Given task —
Transcribe the records that follow in their entirety, omitting any pictures.

>> BEGIN Recorded data

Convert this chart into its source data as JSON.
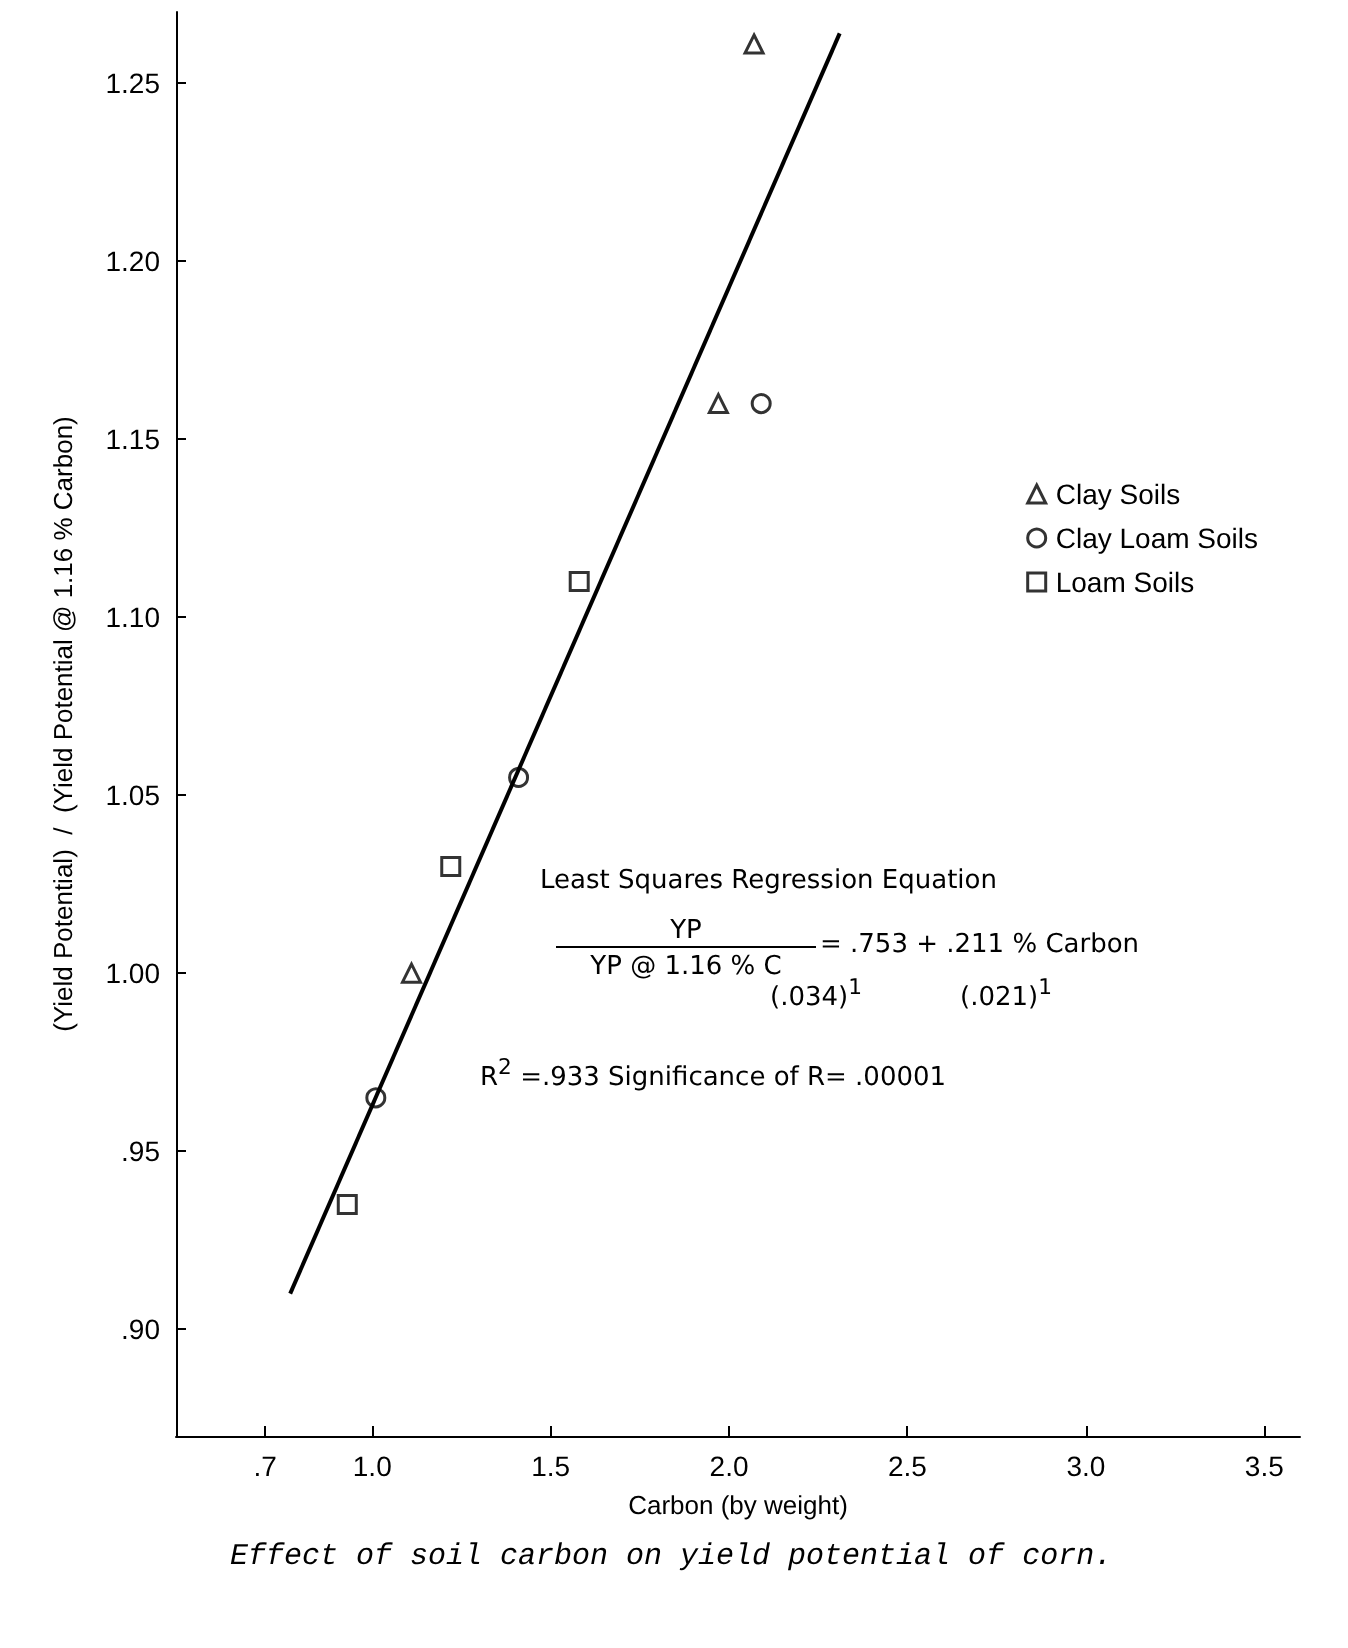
{
  "chart_data": {
    "type": "scatter",
    "xlabel": "Carbon (by weight)",
    "ylabel": "(Yield Potential)  /  (Yield Potential @ 1.16 % Carbon)",
    "xlim": [
      0.45,
      3.6
    ],
    "ylim": [
      0.87,
      1.27
    ],
    "xticks": [
      {
        "value": 0.7,
        "label": ".7"
      },
      {
        "value": 1.0,
        "label": "1.0"
      },
      {
        "value": 1.5,
        "label": "1.5"
      },
      {
        "value": 2.0,
        "label": "2.0"
      },
      {
        "value": 2.5,
        "label": "2.5"
      },
      {
        "value": 3.0,
        "label": "3.0"
      },
      {
        "value": 3.5,
        "label": "3.5"
      }
    ],
    "yticks": [
      {
        "value": 0.9,
        "label": ".90"
      },
      {
        "value": 0.95,
        "label": ".95"
      },
      {
        "value": 1.0,
        "label": "1.00"
      },
      {
        "value": 1.05,
        "label": "1.05"
      },
      {
        "value": 1.1,
        "label": "1.10"
      },
      {
        "value": 1.15,
        "label": "1.15"
      },
      {
        "value": 1.2,
        "label": "1.20"
      },
      {
        "value": 1.25,
        "label": "1.25"
      }
    ],
    "series": [
      {
        "name": "Clay Soils",
        "color": "#000000",
        "marker": "triangle",
        "x": [
          2.07,
          1.97,
          1.11
        ],
        "values": [
          1.261,
          1.16,
          1.0
        ]
      },
      {
        "name": "Clay Loam Soils",
        "color": "#000000",
        "marker": "circle",
        "x": [
          2.09,
          1.41,
          1.01
        ],
        "values": [
          1.16,
          1.055,
          0.965
        ]
      },
      {
        "name": "Loam Soils",
        "color": "#000000",
        "marker": "square",
        "x": [
          1.58,
          1.22,
          0.93
        ],
        "values": [
          1.11,
          1.03,
          0.935
        ]
      },
      {
        "type": "line",
        "color": "#000000",
        "marker": "none",
        "x": [
          0.77,
          2.31
        ],
        "values": [
          0.91,
          1.264
        ]
      }
    ],
    "annotations": [
      "Least Squares Regression Equation",
      "YP",
      "YP @ 1.16 % C",
      "= .753 + .211 % Carbon",
      "(.034)$^{1}$",
      "(.021)$^{1}$",
      "R$^{2}$ =.933  Significance of R= .00001",
      "Effect of soil carbon on yield potential of corn."
    ],
    "grid": false,
    "legend": "right"
  }
}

>> END Recorded data

Task output —
Convert this chart into its source data as JSON.
{
  "chart_data": {
    "type": "scatter",
    "xlabel": "Carbon (by weight)",
    "ylabel": "(Yield Potential)  /  (Yield Potential @ 1.16 % Carbon)",
    "xlim": [
      0.45,
      3.6
    ],
    "ylim": [
      0.87,
      1.27
    ],
    "xticks": [
      {
        "value": 0.7,
        "label": ".7"
      },
      {
        "value": 1.0,
        "label": "1.0"
      },
      {
        "value": 1.5,
        "label": "1.5"
      },
      {
        "value": 2.0,
        "label": "2.0"
      },
      {
        "value": 2.5,
        "label": "2.5"
      },
      {
        "value": 3.0,
        "label": "3.0"
      },
      {
        "value": 3.5,
        "label": "3.5"
      }
    ],
    "yticks": [
      {
        "value": 0.9,
        "label": ".90"
      },
      {
        "value": 0.95,
        "label": ".95"
      },
      {
        "value": 1.0,
        "label": "1.00"
      },
      {
        "value": 1.05,
        "label": "1.05"
      },
      {
        "value": 1.1,
        "label": "1.10"
      },
      {
        "value": 1.15,
        "label": "1.15"
      },
      {
        "value": 1.2,
        "label": "1.20"
      },
      {
        "value": 1.25,
        "label": "1.25"
      }
    ],
    "series": [
      {
        "name": "Clay Soils",
        "color": "#000000",
        "marker": "triangle",
        "x": [
          2.07,
          1.97,
          1.11
        ],
        "values": [
          1.261,
          1.16,
          1.0
        ]
      },
      {
        "name": "Clay Loam Soils",
        "color": "#000000",
        "marker": "circle",
        "x": [
          2.09,
          1.41,
          1.01
        ],
        "values": [
          1.16,
          1.055,
          0.965
        ]
      },
      {
        "name": "Loam Soils",
        "color": "#000000",
        "marker": "square",
        "x": [
          1.58,
          1.22,
          0.93
        ],
        "values": [
          1.11,
          1.03,
          0.935
        ]
      },
      {
        "type": "line",
        "color": "#000000",
        "marker": "none",
        "x": [
          0.77,
          2.31
        ],
        "values": [
          0.91,
          1.264
        ]
      }
    ],
    "annotations": [
      "Least Squares Regression Equation",
      "YP",
      "YP @ 1.16 % C",
      "= .753 + .211 % Carbon",
      "(.034)$^{1}$",
      "(.021)$^{1}$",
      "R$^{2}$ =.933  Significance of R= .00001",
      "Effect of soil carbon on yield potential of corn."
    ],
    "grid": false,
    "legend": "right"
  }
}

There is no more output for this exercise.